> _RECORDS FOR THIS TASK_

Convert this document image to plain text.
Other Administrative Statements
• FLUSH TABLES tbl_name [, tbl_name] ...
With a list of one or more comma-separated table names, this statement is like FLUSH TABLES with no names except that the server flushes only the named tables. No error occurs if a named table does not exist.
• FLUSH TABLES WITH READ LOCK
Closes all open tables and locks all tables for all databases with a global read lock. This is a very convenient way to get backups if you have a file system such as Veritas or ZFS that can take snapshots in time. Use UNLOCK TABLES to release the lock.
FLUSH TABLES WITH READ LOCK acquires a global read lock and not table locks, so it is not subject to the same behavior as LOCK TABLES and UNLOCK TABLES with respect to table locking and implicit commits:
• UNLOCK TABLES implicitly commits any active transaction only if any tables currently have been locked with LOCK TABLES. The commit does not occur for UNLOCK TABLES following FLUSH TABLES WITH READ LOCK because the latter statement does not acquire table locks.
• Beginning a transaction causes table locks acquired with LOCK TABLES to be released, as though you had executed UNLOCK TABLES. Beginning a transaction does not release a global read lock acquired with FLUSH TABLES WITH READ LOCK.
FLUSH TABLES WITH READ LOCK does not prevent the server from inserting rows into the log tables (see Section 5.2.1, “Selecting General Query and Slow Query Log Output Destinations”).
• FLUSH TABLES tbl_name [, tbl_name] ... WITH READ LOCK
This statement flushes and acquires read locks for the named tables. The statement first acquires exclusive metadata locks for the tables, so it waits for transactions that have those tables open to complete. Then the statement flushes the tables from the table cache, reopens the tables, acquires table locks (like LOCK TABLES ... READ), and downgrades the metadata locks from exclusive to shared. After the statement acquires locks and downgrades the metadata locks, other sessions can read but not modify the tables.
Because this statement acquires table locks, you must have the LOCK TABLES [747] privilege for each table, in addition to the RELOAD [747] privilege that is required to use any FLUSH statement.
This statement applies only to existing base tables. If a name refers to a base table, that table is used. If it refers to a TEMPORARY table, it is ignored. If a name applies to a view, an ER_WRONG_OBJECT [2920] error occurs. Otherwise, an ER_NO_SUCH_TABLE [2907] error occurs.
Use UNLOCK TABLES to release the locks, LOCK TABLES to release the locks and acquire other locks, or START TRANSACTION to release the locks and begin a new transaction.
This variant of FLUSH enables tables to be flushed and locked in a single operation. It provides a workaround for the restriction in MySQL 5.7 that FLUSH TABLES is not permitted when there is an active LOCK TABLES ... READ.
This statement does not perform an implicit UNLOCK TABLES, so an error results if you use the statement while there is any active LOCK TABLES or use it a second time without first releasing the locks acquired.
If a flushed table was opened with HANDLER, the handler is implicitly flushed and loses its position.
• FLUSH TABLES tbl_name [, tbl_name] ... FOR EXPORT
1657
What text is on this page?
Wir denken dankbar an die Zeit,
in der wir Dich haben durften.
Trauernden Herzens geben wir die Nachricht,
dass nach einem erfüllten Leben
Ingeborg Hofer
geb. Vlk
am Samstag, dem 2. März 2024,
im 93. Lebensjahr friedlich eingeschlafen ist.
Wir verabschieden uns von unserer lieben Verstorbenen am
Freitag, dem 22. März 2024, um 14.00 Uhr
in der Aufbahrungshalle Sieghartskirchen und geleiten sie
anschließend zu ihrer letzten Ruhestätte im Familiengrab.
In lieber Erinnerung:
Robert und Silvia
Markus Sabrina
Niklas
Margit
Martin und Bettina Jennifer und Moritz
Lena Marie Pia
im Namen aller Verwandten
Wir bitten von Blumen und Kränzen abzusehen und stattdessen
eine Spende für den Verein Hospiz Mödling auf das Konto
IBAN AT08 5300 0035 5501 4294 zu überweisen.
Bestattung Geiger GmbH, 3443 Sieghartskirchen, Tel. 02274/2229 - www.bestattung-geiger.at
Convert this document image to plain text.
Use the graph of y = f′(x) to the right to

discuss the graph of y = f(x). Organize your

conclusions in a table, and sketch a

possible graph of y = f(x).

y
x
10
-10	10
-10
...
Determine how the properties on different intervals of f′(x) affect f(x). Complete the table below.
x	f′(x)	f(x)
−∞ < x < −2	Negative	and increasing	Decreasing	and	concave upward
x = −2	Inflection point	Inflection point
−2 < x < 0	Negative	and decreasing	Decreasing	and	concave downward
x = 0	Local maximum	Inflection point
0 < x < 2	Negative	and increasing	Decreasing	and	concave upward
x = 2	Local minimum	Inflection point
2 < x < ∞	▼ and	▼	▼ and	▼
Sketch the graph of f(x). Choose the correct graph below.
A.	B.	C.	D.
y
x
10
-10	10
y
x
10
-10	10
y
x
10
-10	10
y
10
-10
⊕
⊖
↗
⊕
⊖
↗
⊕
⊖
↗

> _YOUR INSTRUCTIONS_
Take the lines above and retype all of them exactly.

> _RESPONSE BELOW_
Convert this document image to plain text.
Other Administrative Statements
• FLUSH TABLES tbl_name [, tbl_name] ...
With a list of one or more comma-separated table names, this statement is like FLUSH TABLES with no names except that the server flushes only the named tables. No error occurs if a named table does not exist.
• FLUSH TABLES WITH READ LOCK
Closes all open tables and locks all tables for all databases with a global read lock. This is a very convenient way to get backups if you have a file system such as Veritas or ZFS that can take snapshots in time. Use UNLOCK TABLES to release the lock.
FLUSH TABLES WITH READ LOCK acquires a global read lock and not table locks, so it is not subject to the same behavior as LOCK TABLES and UNLOCK TABLES with respect to table locking and implicit commits:
• UNLOCK TABLES implicitly commits any active transaction only if any tables currently have been locked with LOCK TABLES. The commit does not occur for UNLOCK TABLES following FLUSH TABLES WITH READ LOCK because the latter statement does not acquire table locks.
• Beginning a transaction causes table locks acquired with LOCK TABLES to be released, as though you had executed UNLOCK TABLES. Beginning a transaction does not release a global read lock acquired with FLUSH TABLES WITH READ LOCK.
FLUSH TABLES WITH READ LOCK does not prevent the server from inserting rows into the log tables (see Section 5.2.1, “Selecting General Query and Slow Query Log Output Destinations”).
• FLUSH TABLES tbl_name [, tbl_name] ... WITH READ LOCK
This statement flushes and acquires read locks for the named tables. The statement first acquires exclusive metadata locks for the tables, so it waits for transactions that have those tables open to complete. Then the statement flushes the tables from the table cache, reopens the tables, acquires table locks (like LOCK TABLES ... READ), and downgrades the metadata locks from exclusive to shared. After the statement acquires locks and downgrades the metadata locks, other sessions can read but not modify the tables.
Because this statement acquires table locks, you must have the LOCK TABLES [747] privilege for each table, in addition to the RELOAD [747] privilege that is required to use any FLUSH statement.
This statement applies only to existing base tables. If a name refers to a base table, that table is used. If it refers to a TEMPORARY table, it is ignored. If a name applies to a view, an ER_WRONG_OBJECT [2920] error occurs. Otherwise, an ER_NO_SUCH_TABLE [2907] error occurs.
Use UNLOCK TABLES to release the locks, LOCK TABLES to release the locks and acquire other locks, or START TRANSACTION to release the locks and begin a new transaction.
This variant of FLUSH enables tables to be flushed and locked in a single operation. It provides a workaround for the restriction in MySQL 5.7 that FLUSH TABLES is not permitted when there is an active LOCK TABLES ... READ.
This statement does not perform an implicit UNLOCK TABLES, so an error results if you use the statement while there is any active LOCK TABLES or use it a second time without first releasing the locks acquired.
If a flushed table was opened with HANDLER, the handler is implicitly flushed and loses its position.
• FLUSH TABLES tbl_name [, tbl_name] ... FOR EXPORT
1657
What text is on this page?
Wir denken dankbar an die Zeit,
in der wir Dich haben durften.
Trauernden Herzens geben wir die Nachricht,
dass nach einem erfüllten Leben
Ingeborg Hofer
geb. Vlk
am Samstag, dem 2. März 2024,
im 93. Lebensjahr friedlich eingeschlafen ist.
Wir verabschieden uns von unserer lieben Verstorbenen am
Freitag, dem 22. März 2024, um 14.00 Uhr
in der Aufbahrungshalle Sieghartskirchen und geleiten sie
anschließend zu ihrer letzten Ruhestätte im Familiengrab.
In lieber Erinnerung:
Robert und Silvia
Markus Sabrina
Niklas
Margit
Martin und Bettina Jennifer und Moritz
Lena Marie Pia
im Namen aller Verwandten
Wir bitten von Blumen und Kränzen abzusehen und stattdessen
eine Spende für den Verein Hospiz Mödling auf das Konto
IBAN AT08 5300 0035 5501 4294 zu überweisen.
Bestattung Geiger GmbH, 3443 Sieghartskirchen, Tel. 02274/2229 - www.bestattung-geiger.at
Convert this document image to plain text.
Use the graph of y = f′(x) to the right to

discuss the graph of y = f(x). Organize your

conclusions in a table, and sketch a

possible graph of y = f(x).

y
x
10
-10	10
-10
...
Determine how the properties on different intervals of f′(x) affect f(x). Complete the table below.
x	f′(x)	f(x)
−∞ < x < −2	Negative	and increasing	Decreasing	and	concave upward
x = −2	Inflection point	Inflection point
−2 < x < 0	Negative	and decreasing	Decreasing	and	concave downward
x = 0	Local maximum	Inflection point
0 < x < 2	Negative	and increasing	Decreasing	and	concave upward
x = 2	Local minimum	Inflection point
2 < x < ∞	▼ and	▼	▼ and	▼
Sketch the graph of f(x). Choose the correct graph below.
A.	B.	C.	D.
y
x
10
-10	10
y
x
10
-10	10
y
x
10
-10	10
y
10
-10
⊕
⊖
↗
⊕
⊖
↗
⊕
⊖
↗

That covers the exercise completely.